[GIVEN REQUEST] Write out the entire listing below exactly, with the pictures left out.

--- Begin ---

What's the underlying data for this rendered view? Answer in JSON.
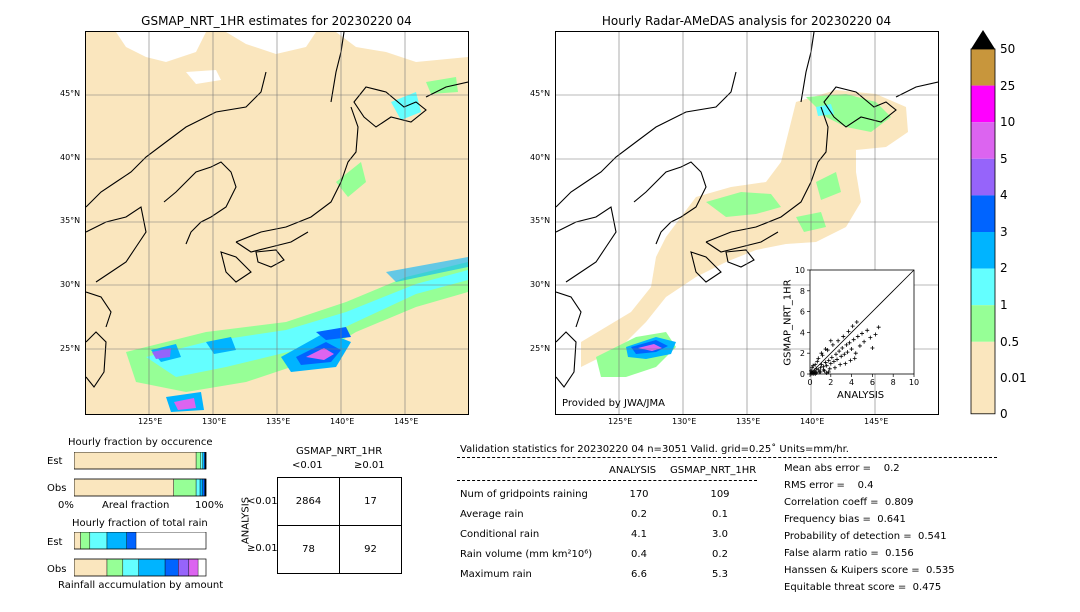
{
  "left_map": {
    "title": "GSMAP_NRT_1HR estimates for 20230220 04",
    "lat_labels": [
      "45°N",
      "40°N",
      "35°N",
      "30°N",
      "25°N"
    ],
    "lon_labels": [
      "125°E",
      "130°E",
      "135°E",
      "140°E",
      "145°E"
    ]
  },
  "right_map": {
    "title": "Hourly Radar-AMeDAS analysis for 20230220 04",
    "lat_labels": [
      "45°N",
      "40°N",
      "35°N",
      "30°N",
      "25°N"
    ],
    "lon_labels": [
      "125°E",
      "130°E",
      "135°E",
      "140°E",
      "145°E"
    ],
    "credit": "Provided by JWA/JMA"
  },
  "colorbar": {
    "labels": [
      "50",
      "25",
      "10",
      "5",
      "4",
      "3",
      "2",
      "1",
      "0.5",
      "0.01",
      "0"
    ],
    "colors": [
      "#c8963c",
      "#ff00ff",
      "#dc64f0",
      "#9664fa",
      "#0064ff",
      "#00b4ff",
      "#64ffff",
      "#96ff96",
      "#fae6be"
    ]
  },
  "chart_data": [
    {
      "type": "scatter",
      "xlabel": "ANALYSIS",
      "ylabel": "GSMAP_NRT_1HR",
      "xlim": [
        0,
        10
      ],
      "ylim": [
        0,
        10
      ],
      "xticks": [
        "0",
        "2",
        "4",
        "6",
        "8",
        "10"
      ],
      "yticks": [
        "0",
        "2",
        "4",
        "6",
        "8",
        "10"
      ],
      "points": [
        [
          0.2,
          0.1
        ],
        [
          0.4,
          0.3
        ],
        [
          0.5,
          0.2
        ],
        [
          0.6,
          0.5
        ],
        [
          0.8,
          0.4
        ],
        [
          1.0,
          0.6
        ],
        [
          1.1,
          0.9
        ],
        [
          1.3,
          0.7
        ],
        [
          1.5,
          1.1
        ],
        [
          1.6,
          0.8
        ],
        [
          1.8,
          1.3
        ],
        [
          2.0,
          1.0
        ],
        [
          2.1,
          1.6
        ],
        [
          2.3,
          1.2
        ],
        [
          2.5,
          1.9
        ],
        [
          2.6,
          1.4
        ],
        [
          2.8,
          2.2
        ],
        [
          3.0,
          1.7
        ],
        [
          3.1,
          2.5
        ],
        [
          3.3,
          1.9
        ],
        [
          3.5,
          2.8
        ],
        [
          3.6,
          2.1
        ],
        [
          3.8,
          3.0
        ],
        [
          4.0,
          2.4
        ],
        [
          4.2,
          3.3
        ],
        [
          4.4,
          2.0
        ],
        [
          4.6,
          3.6
        ],
        [
          4.8,
          2.7
        ],
        [
          5.0,
          3.9
        ],
        [
          5.2,
          3.1
        ],
        [
          5.5,
          4.2
        ],
        [
          5.8,
          3.5
        ],
        [
          6.0,
          2.5
        ],
        [
          6.3,
          3.8
        ],
        [
          6.6,
          4.5
        ],
        [
          0.3,
          0.8
        ],
        [
          0.7,
          1.2
        ],
        [
          0.9,
          0.2
        ],
        [
          1.2,
          1.8
        ],
        [
          1.4,
          0.3
        ],
        [
          1.7,
          2.3
        ],
        [
          1.9,
          0.5
        ],
        [
          2.2,
          2.8
        ],
        [
          2.4,
          0.6
        ],
        [
          2.7,
          3.2
        ],
        [
          2.9,
          0.9
        ],
        [
          3.2,
          3.6
        ],
        [
          3.4,
          1.0
        ],
        [
          3.7,
          4.1
        ],
        [
          3.9,
          1.3
        ],
        [
          4.1,
          4.6
        ],
        [
          4.3,
          1.5
        ],
        [
          4.5,
          5.0
        ],
        [
          0.1,
          0.3
        ],
        [
          0.2,
          0.6
        ],
        [
          0.5,
          0.9
        ],
        [
          0.6,
          0.1
        ],
        [
          0.8,
          1.5
        ],
        [
          1.0,
          0.2
        ],
        [
          1.1,
          2.0
        ],
        [
          1.3,
          0.4
        ],
        [
          1.5,
          2.4
        ],
        [
          1.6,
          0.1
        ],
        [
          1.8,
          0.2
        ],
        [
          2.0,
          3.2
        ],
        [
          0.1,
          0.0
        ],
        [
          0.3,
          0.0
        ],
        [
          0.4,
          0.1
        ],
        [
          0.2,
          0.2
        ],
        [
          0.5,
          0.0
        ]
      ]
    },
    {
      "type": "bar",
      "title": "Hourly fraction by occurence",
      "categories": [
        "Est",
        "Obs"
      ],
      "xlabel": "Areal fraction",
      "xticks": [
        "0%",
        "100%"
      ],
      "series": [
        {
          "values": [
            0.925,
            0.755
          ],
          "color": "#fae6be"
        },
        {
          "values": [
            0.035,
            0.17
          ],
          "color": "#96ff96"
        },
        {
          "values": [
            0.015,
            0.03
          ],
          "color": "#64ffff"
        },
        {
          "values": [
            0.012,
            0.02
          ],
          "color": "#00b4ff"
        },
        {
          "values": [
            0.008,
            0.015
          ],
          "color": "#0064ff"
        },
        {
          "values": [
            0.005,
            0.01
          ],
          "color": "#000000"
        }
      ]
    },
    {
      "type": "bar",
      "title": "Hourly fraction of total rain",
      "categories": [
        "Est",
        "Obs"
      ],
      "xlabel": "Rainfall accumulation by amount",
      "series": [
        {
          "values": [
            0.05,
            0.25
          ],
          "color": "#fae6be"
        },
        {
          "values": [
            0.07,
            0.12
          ],
          "color": "#96ff96"
        },
        {
          "values": [
            0.13,
            0.12
          ],
          "color": "#64ffff"
        },
        {
          "values": [
            0.15,
            0.2
          ],
          "color": "#00b4ff"
        },
        {
          "values": [
            0.07,
            0.1
          ],
          "color": "#0064ff"
        },
        {
          "values": [
            0.0,
            0.08
          ],
          "color": "#9664fa"
        },
        {
          "values": [
            0.0,
            0.07
          ],
          "color": "#dc64f0"
        }
      ]
    }
  ],
  "contingency": {
    "title": "GSMAP_NRT_1HR",
    "col_lt": "<0.01",
    "col_ge": "≥0.01",
    "row_axis": "ANALYSIS",
    "row_lt": "<0.01",
    "row_ge": "≥0.01",
    "cells": [
      "2864",
      "17",
      "78",
      "92"
    ]
  },
  "validation": {
    "header": "Validation statistics for 20230220 04  n=3051 Valid. grid=0.25˚ Units=mm/hr.",
    "col_analysis": "ANALYSIS",
    "col_gsmap": "GSMAP_NRT_1HR",
    "rows": [
      {
        "label": "Num of gridpoints raining",
        "a": "170",
        "g": "109"
      },
      {
        "label": "Average rain",
        "a": "0.2",
        "g": "0.1"
      },
      {
        "label": "Conditional rain",
        "a": "4.1",
        "g": "3.0"
      },
      {
        "label": "Rain volume (mm km²10⁶)",
        "a": "0.4",
        "g": "0.2"
      },
      {
        "label": "Maximum rain",
        "a": "6.6",
        "g": "5.3"
      }
    ],
    "scores": [
      "Mean abs error =    0.2",
      "RMS error =    0.4",
      "Correlation coeff =  0.809",
      "Frequency bias =  0.641",
      "Probability of detection =  0.541",
      "False alarm ratio =  0.156",
      "Hanssen & Kuipers score =  0.535",
      "Equitable threat score =  0.475"
    ]
  }
}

--- End ---

[THE ANSWER]
What's the underlying data for this rendered view? Answer in JSON.
{
  "left_map": {
    "title": "GSMAP_NRT_1HR estimates for 20230220 04",
    "lat_labels": [
      "45°N",
      "40°N",
      "35°N",
      "30°N",
      "25°N"
    ],
    "lon_labels": [
      "125°E",
      "130°E",
      "135°E",
      "140°E",
      "145°E"
    ]
  },
  "right_map": {
    "title": "Hourly Radar-AMeDAS analysis for 20230220 04",
    "lat_labels": [
      "45°N",
      "40°N",
      "35°N",
      "30°N",
      "25°N"
    ],
    "lon_labels": [
      "125°E",
      "130°E",
      "135°E",
      "140°E",
      "145°E"
    ],
    "credit": "Provided by JWA/JMA"
  },
  "colorbar": {
    "labels": [
      "50",
      "25",
      "10",
      "5",
      "4",
      "3",
      "2",
      "1",
      "0.5",
      "0.01",
      "0"
    ],
    "colors": [
      "#c8963c",
      "#ff00ff",
      "#dc64f0",
      "#9664fa",
      "#0064ff",
      "#00b4ff",
      "#64ffff",
      "#96ff96",
      "#fae6be"
    ]
  },
  "chart_data": [
    {
      "type": "scatter",
      "xlabel": "ANALYSIS",
      "ylabel": "GSMAP_NRT_1HR",
      "xlim": [
        0,
        10
      ],
      "ylim": [
        0,
        10
      ],
      "xticks": [
        "0",
        "2",
        "4",
        "6",
        "8",
        "10"
      ],
      "yticks": [
        "0",
        "2",
        "4",
        "6",
        "8",
        "10"
      ],
      "points": [
        [
          0.2,
          0.1
        ],
        [
          0.4,
          0.3
        ],
        [
          0.5,
          0.2
        ],
        [
          0.6,
          0.5
        ],
        [
          0.8,
          0.4
        ],
        [
          1.0,
          0.6
        ],
        [
          1.1,
          0.9
        ],
        [
          1.3,
          0.7
        ],
        [
          1.5,
          1.1
        ],
        [
          1.6,
          0.8
        ],
        [
          1.8,
          1.3
        ],
        [
          2.0,
          1.0
        ],
        [
          2.1,
          1.6
        ],
        [
          2.3,
          1.2
        ],
        [
          2.5,
          1.9
        ],
        [
          2.6,
          1.4
        ],
        [
          2.8,
          2.2
        ],
        [
          3.0,
          1.7
        ],
        [
          3.1,
          2.5
        ],
        [
          3.3,
          1.9
        ],
        [
          3.5,
          2.8
        ],
        [
          3.6,
          2.1
        ],
        [
          3.8,
          3.0
        ],
        [
          4.0,
          2.4
        ],
        [
          4.2,
          3.3
        ],
        [
          4.4,
          2.0
        ],
        [
          4.6,
          3.6
        ],
        [
          4.8,
          2.7
        ],
        [
          5.0,
          3.9
        ],
        [
          5.2,
          3.1
        ],
        [
          5.5,
          4.2
        ],
        [
          5.8,
          3.5
        ],
        [
          6.0,
          2.5
        ],
        [
          6.3,
          3.8
        ],
        [
          6.6,
          4.5
        ],
        [
          0.3,
          0.8
        ],
        [
          0.7,
          1.2
        ],
        [
          0.9,
          0.2
        ],
        [
          1.2,
          1.8
        ],
        [
          1.4,
          0.3
        ],
        [
          1.7,
          2.3
        ],
        [
          1.9,
          0.5
        ],
        [
          2.2,
          2.8
        ],
        [
          2.4,
          0.6
        ],
        [
          2.7,
          3.2
        ],
        [
          2.9,
          0.9
        ],
        [
          3.2,
          3.6
        ],
        [
          3.4,
          1.0
        ],
        [
          3.7,
          4.1
        ],
        [
          3.9,
          1.3
        ],
        [
          4.1,
          4.6
        ],
        [
          4.3,
          1.5
        ],
        [
          4.5,
          5.0
        ],
        [
          0.1,
          0.3
        ],
        [
          0.2,
          0.6
        ],
        [
          0.5,
          0.9
        ],
        [
          0.6,
          0.1
        ],
        [
          0.8,
          1.5
        ],
        [
          1.0,
          0.2
        ],
        [
          1.1,
          2.0
        ],
        [
          1.3,
          0.4
        ],
        [
          1.5,
          2.4
        ],
        [
          1.6,
          0.1
        ],
        [
          1.8,
          0.2
        ],
        [
          2.0,
          3.2
        ],
        [
          0.1,
          0.0
        ],
        [
          0.3,
          0.0
        ],
        [
          0.4,
          0.1
        ],
        [
          0.2,
          0.2
        ],
        [
          0.5,
          0.0
        ]
      ]
    },
    {
      "type": "bar",
      "title": "Hourly fraction by occurence",
      "categories": [
        "Est",
        "Obs"
      ],
      "xlabel": "Areal fraction",
      "xticks": [
        "0%",
        "100%"
      ],
      "series": [
        {
          "values": [
            0.925,
            0.755
          ],
          "color": "#fae6be"
        },
        {
          "values": [
            0.035,
            0.17
          ],
          "color": "#96ff96"
        },
        {
          "values": [
            0.015,
            0.03
          ],
          "color": "#64ffff"
        },
        {
          "values": [
            0.012,
            0.02
          ],
          "color": "#00b4ff"
        },
        {
          "values": [
            0.008,
            0.015
          ],
          "color": "#0064ff"
        },
        {
          "values": [
            0.005,
            0.01
          ],
          "color": "#000000"
        }
      ]
    },
    {
      "type": "bar",
      "title": "Hourly fraction of total rain",
      "categories": [
        "Est",
        "Obs"
      ],
      "xlabel": "Rainfall accumulation by amount",
      "series": [
        {
          "values": [
            0.05,
            0.25
          ],
          "color": "#fae6be"
        },
        {
          "values": [
            0.07,
            0.12
          ],
          "color": "#96ff96"
        },
        {
          "values": [
            0.13,
            0.12
          ],
          "color": "#64ffff"
        },
        {
          "values": [
            0.15,
            0.2
          ],
          "color": "#00b4ff"
        },
        {
          "values": [
            0.07,
            0.1
          ],
          "color": "#0064ff"
        },
        {
          "values": [
            0.0,
            0.08
          ],
          "color": "#9664fa"
        },
        {
          "values": [
            0.0,
            0.07
          ],
          "color": "#dc64f0"
        }
      ]
    }
  ],
  "contingency": {
    "title": "GSMAP_NRT_1HR",
    "col_lt": "<0.01",
    "col_ge": "≥0.01",
    "row_axis": "ANALYSIS",
    "row_lt": "<0.01",
    "row_ge": "≥0.01",
    "cells": [
      "2864",
      "17",
      "78",
      "92"
    ]
  },
  "validation": {
    "header": "Validation statistics for 20230220 04  n=3051 Valid. grid=0.25˚ Units=mm/hr.",
    "col_analysis": "ANALYSIS",
    "col_gsmap": "GSMAP_NRT_1HR",
    "rows": [
      {
        "label": "Num of gridpoints raining",
        "a": "170",
        "g": "109"
      },
      {
        "label": "Average rain",
        "a": "0.2",
        "g": "0.1"
      },
      {
        "label": "Conditional rain",
        "a": "4.1",
        "g": "3.0"
      },
      {
        "label": "Rain volume (mm km²10⁶)",
        "a": "0.4",
        "g": "0.2"
      },
      {
        "label": "Maximum rain",
        "a": "6.6",
        "g": "5.3"
      }
    ],
    "scores": [
      "Mean abs error =    0.2",
      "RMS error =    0.4",
      "Correlation coeff =  0.809",
      "Frequency bias =  0.641",
      "Probability of detection =  0.541",
      "False alarm ratio =  0.156",
      "Hanssen & Kuipers score =  0.535",
      "Equitable threat score =  0.475"
    ]
  }
}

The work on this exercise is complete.